**** Passage to read ****

The manuscript has clearly been improved significantly but there are 3 remaining issues that need to be addressed before acceptance, as outlined below:

1) The description of the method (transcriptomics) and how the study in this paper differs from the previous study, which was the subject of criticism by one of the reviewers but clearly also confused the others, is still extremely confusing. It now reads:

"This study was conducted using one type of WGS data and two kinds of WTS data. We declare here to avoid confusion of two different WTS data. Of two types of WTS data, one is bulk embryonic RNA sequencing data that is generated in previous studies (Hwang et al., 2018b, Hwang et al., 2018c) for investigating expression profile of protein coding genes (GSE86592). In this study, we defined this data as "bulked WTS data". Other data is newly generated data for this study and is WTS data for single embryos, which is a descendant of whole genome sequenced samples. Here we defined "single embryonic WTS data" for this dataset. In this study, bulk embryonic RNA sequencing data was reused and analysed, but other analyses were performed."

This is extremely badly written and confusing to the point of being almost incomprehensible. I think the authors are trying to say that while Hwang et al., 2018b, c published RNA-seq data derived from RNA pooled from several embryos, the present study uses new RNA-seq datasets from single embryos. WGS and WTS also needs to be explained more clearly. It also needs to be more explicit in terms of which data are derived from the previously published studies and which are from the new single-embryo RNA-seq. This is very important. A shorter, clearer description will help considerably!

**** Dataset ****

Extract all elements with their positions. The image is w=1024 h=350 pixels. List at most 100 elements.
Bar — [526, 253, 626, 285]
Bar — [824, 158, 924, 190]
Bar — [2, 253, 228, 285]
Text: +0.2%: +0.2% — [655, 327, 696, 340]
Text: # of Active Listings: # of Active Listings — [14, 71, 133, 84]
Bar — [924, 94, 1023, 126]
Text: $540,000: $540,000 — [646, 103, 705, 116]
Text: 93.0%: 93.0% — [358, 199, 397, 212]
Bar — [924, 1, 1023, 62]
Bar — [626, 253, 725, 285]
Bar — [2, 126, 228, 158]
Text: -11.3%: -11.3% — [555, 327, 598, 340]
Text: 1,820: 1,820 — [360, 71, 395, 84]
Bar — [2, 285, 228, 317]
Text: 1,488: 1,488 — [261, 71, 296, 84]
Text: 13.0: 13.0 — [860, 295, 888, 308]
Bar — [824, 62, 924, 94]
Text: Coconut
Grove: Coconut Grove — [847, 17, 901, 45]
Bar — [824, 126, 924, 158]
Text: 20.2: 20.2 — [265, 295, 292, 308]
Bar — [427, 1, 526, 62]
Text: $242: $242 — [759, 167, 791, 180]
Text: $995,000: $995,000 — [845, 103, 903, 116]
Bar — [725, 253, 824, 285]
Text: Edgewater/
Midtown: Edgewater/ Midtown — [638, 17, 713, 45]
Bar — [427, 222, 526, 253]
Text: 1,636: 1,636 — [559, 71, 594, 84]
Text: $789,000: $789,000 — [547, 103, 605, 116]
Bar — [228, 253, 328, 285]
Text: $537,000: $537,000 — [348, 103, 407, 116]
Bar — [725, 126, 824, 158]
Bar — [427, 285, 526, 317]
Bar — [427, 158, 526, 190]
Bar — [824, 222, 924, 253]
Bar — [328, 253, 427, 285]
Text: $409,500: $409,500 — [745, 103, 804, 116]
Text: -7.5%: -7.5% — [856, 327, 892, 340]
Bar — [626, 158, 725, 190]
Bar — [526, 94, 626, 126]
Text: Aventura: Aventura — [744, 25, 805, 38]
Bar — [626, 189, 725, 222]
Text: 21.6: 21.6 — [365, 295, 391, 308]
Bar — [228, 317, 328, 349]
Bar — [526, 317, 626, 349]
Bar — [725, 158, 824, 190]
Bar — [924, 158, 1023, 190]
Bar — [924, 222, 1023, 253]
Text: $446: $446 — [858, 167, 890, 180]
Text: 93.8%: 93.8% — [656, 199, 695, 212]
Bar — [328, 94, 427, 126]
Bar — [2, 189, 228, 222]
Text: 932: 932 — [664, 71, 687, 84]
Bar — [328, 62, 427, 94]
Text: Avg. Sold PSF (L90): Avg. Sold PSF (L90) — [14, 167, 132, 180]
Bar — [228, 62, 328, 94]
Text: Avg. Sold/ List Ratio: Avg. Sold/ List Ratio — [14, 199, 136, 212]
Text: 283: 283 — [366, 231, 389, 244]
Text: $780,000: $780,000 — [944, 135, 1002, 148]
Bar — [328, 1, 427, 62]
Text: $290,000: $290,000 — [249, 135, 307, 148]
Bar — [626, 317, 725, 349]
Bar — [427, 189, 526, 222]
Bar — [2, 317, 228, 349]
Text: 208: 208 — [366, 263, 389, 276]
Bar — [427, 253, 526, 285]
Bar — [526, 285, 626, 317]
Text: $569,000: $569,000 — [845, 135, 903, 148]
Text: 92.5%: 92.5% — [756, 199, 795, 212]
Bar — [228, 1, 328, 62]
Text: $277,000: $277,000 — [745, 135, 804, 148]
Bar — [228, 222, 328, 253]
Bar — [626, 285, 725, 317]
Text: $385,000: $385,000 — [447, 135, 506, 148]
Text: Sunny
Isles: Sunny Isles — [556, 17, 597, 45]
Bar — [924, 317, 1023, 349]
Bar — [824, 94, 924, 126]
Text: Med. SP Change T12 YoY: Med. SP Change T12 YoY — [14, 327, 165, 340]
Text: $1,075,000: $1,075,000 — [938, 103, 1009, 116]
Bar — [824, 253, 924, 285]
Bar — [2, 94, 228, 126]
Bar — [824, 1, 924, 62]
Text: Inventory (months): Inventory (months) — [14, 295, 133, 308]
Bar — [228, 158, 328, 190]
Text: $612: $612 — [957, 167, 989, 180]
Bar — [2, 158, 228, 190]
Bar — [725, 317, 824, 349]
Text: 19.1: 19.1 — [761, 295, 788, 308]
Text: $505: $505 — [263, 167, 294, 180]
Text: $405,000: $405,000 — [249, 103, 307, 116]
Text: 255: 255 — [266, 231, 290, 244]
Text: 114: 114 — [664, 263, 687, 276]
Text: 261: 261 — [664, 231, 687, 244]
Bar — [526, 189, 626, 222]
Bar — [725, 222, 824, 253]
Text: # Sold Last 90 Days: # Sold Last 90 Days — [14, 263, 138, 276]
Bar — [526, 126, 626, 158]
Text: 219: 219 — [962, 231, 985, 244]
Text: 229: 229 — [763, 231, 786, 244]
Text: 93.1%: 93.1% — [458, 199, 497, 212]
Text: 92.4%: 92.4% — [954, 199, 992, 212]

****

What you will do: Update the review comments by rewriting the stretch from "This is extremely" through "will help considerably!", with "incomprehensible" replaced by "unintelligible".

Solution for this task:
This is extremely badly written and confusing to the point of being almost unintelligible. I think the authors are trying to say that while Hwang et al., 2018b, c published RNA-seq data derived from RNA pooled from several embryos, the present study uses new RNA-seq datasets from single embryos. WGS and WTS also needs to be explained more clearly. It also needs to be more explicit in terms of which data are derived from the previously published studies and which are from the new single-embryo RNA-seq. This is very important. A shorter, clearer description will help considerably!